[PROMPT]
Compute how many lines in the entries below contain "非国产服务器", and output nothing but the number.

[DATA SHOWN]
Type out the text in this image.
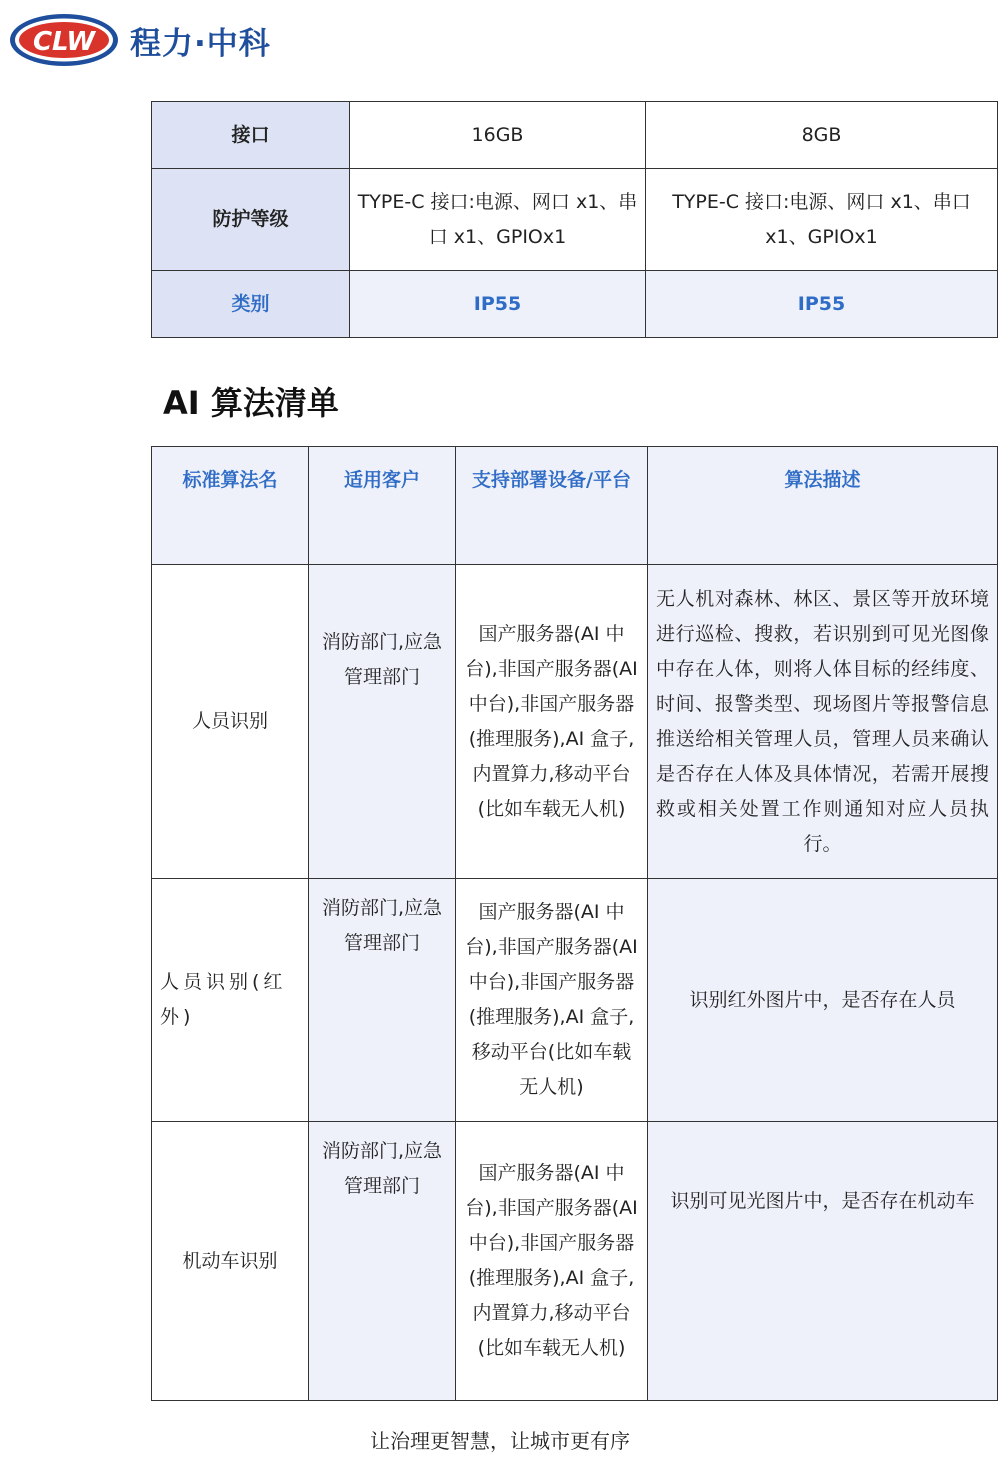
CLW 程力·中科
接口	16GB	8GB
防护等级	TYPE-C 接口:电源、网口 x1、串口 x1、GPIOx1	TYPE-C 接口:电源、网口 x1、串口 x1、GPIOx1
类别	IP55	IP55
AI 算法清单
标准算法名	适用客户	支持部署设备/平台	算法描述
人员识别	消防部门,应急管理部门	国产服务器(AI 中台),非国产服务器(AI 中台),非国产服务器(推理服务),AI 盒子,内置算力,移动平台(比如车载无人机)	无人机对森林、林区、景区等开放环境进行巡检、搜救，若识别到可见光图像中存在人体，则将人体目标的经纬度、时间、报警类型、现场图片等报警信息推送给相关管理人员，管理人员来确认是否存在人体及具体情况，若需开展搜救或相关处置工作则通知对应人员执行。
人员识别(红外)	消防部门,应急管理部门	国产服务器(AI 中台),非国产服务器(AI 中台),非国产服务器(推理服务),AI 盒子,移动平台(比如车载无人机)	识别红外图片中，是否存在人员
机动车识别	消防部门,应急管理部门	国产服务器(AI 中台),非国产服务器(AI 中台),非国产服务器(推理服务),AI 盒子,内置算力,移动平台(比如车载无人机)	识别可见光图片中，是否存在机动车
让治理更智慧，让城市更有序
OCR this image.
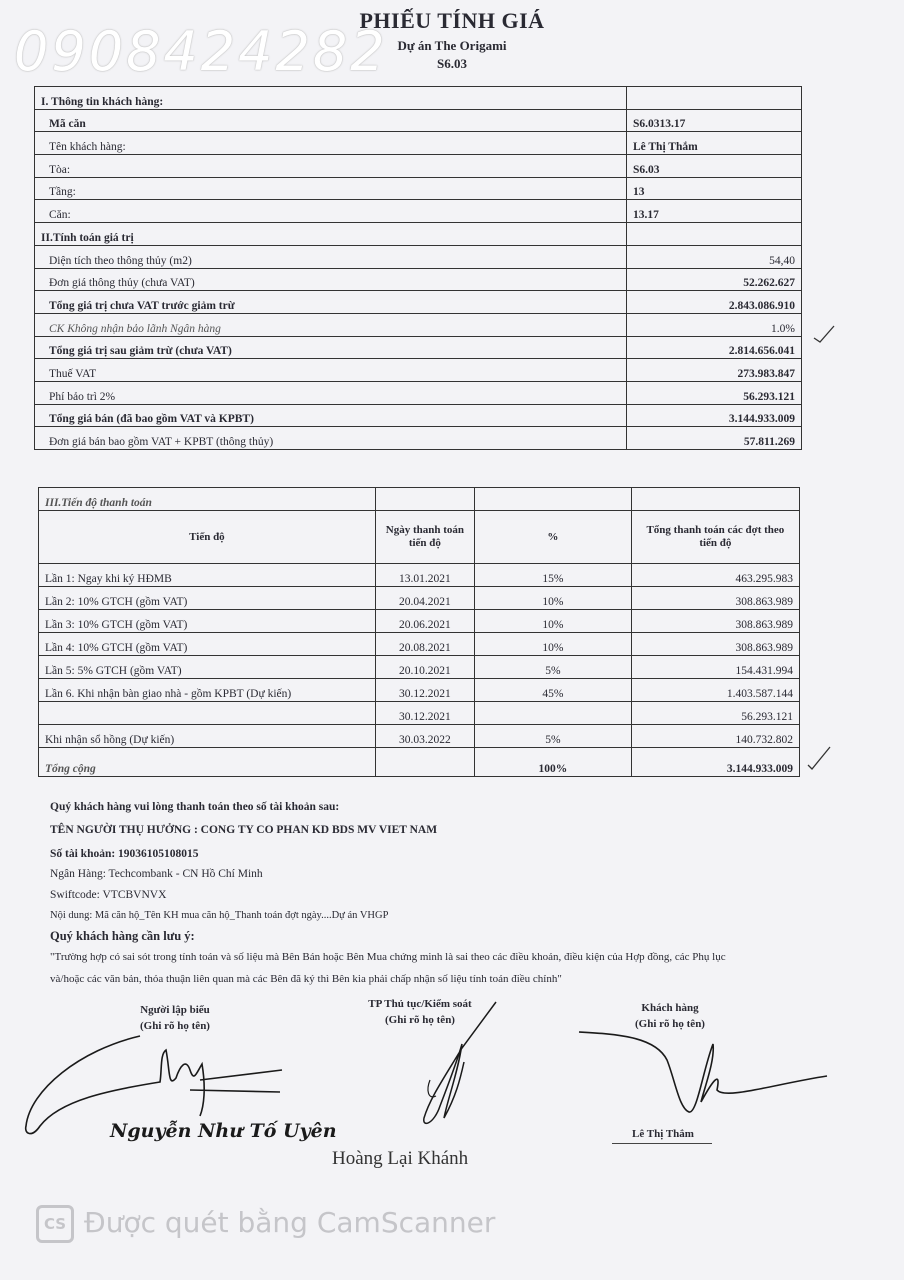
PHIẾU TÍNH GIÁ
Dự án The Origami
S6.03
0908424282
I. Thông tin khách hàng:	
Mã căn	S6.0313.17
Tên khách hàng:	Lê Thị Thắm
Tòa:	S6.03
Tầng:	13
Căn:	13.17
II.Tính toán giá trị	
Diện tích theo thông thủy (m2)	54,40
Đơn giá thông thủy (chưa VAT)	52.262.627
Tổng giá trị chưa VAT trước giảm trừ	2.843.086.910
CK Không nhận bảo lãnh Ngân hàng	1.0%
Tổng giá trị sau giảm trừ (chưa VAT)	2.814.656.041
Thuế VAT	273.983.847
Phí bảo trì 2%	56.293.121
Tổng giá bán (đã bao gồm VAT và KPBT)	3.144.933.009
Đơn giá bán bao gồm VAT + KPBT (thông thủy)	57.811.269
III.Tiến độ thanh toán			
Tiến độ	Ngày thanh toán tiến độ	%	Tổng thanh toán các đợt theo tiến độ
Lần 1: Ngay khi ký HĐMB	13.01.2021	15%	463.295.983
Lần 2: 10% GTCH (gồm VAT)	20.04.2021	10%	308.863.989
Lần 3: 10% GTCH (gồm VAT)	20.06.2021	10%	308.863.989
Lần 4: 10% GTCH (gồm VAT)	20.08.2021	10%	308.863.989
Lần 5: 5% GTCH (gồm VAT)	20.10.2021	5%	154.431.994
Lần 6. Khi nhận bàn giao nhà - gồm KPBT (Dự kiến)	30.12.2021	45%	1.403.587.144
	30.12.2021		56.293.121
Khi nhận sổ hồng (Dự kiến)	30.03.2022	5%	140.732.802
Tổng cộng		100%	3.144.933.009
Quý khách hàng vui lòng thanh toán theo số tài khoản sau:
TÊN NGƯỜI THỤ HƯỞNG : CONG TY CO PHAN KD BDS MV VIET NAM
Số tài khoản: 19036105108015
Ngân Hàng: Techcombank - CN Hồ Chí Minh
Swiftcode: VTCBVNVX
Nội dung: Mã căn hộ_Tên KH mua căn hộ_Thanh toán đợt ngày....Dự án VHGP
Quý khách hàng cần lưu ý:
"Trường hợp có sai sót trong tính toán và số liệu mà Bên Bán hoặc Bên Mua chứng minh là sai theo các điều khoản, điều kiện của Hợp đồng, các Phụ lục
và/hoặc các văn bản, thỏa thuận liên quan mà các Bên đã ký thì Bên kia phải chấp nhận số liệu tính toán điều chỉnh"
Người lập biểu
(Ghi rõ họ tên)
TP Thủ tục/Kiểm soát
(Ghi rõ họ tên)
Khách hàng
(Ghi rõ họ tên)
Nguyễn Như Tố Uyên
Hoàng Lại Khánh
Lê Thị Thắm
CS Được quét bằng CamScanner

[ANSWER FOR THE TASK]
3